* BEGIN Excerpt to read *

There are a couple of interesting objective facts in the piece about the economics of farming. One is that selling directly to consumers allow farmers to pocket “the 92 cents of a consumer’s food dollar that now typically winds up in the pockets of processors, middlemen, and retailers.”

It’s amazing to me that farmers typically only receive 8 cents for every dollar we spend on food.

I also think this is an important insight:

When you think about it, it is odd that something as important to our health and general well-being as food is so often sold strictly on the basis of price. Look at any supermarket ad in the newspaper and all you will find in it are quantities — pounds and dollars; qualities of any kind are nowhere to be found.

There was a time not too long ago when the cost of feeding ourselves exceeded the cost of almost everything else. Hunter-gatherers, for instance, devote considerable resources to ensuring they’ll have enough to eat.

So modern humans are an anomaly in this regard. One could even argue that the resources we now expend on luxuries and tchotchkes, on leisure activities and modern healthcare, represent resources we once would have devoted to feeding ourselves.

Perhaps, as this article suggests, the pendulum is now swinging the other way. Perhaps people are starting to look for other qualities in their foodstuffs than just low prices, and as part of that are beginning to allocate a greater portion of their resources on procuring food.

It will be interesting to see how this plays out. I don’t think it’s a change everyone will want to make (dare I predict that one day people will be demanding tax breaks for buying organic? lol)

But as the article suggests, people are drawn to the idea, and not just upper middle class people.

* END Excerpt to read *
* BEGIN Information provided *

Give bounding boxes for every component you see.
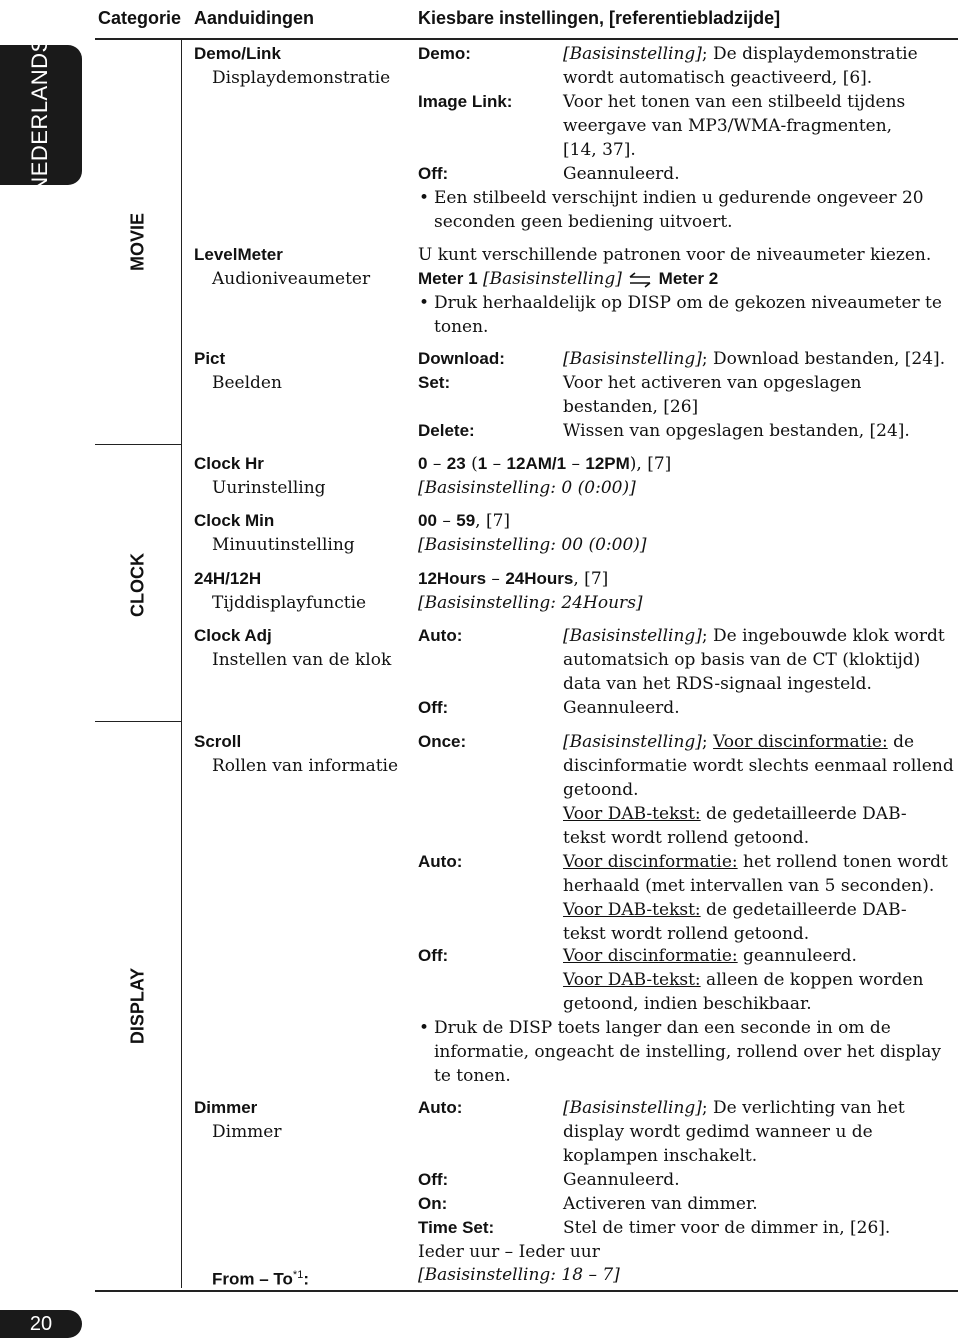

* END Information provided *

What needs to be done: Please copy the passage in the post on food prices and farming word for word, between "Perhaps, as this" and "on procuring food.", inclusive.

Task solution:
Perhaps, as this article suggests, the pendulum is now swinging the other way. Perhaps people are starting to look for other qualities in their foodstuffs than just low prices, and as part of that are beginning to allocate a greater portion of their resources on procuring food.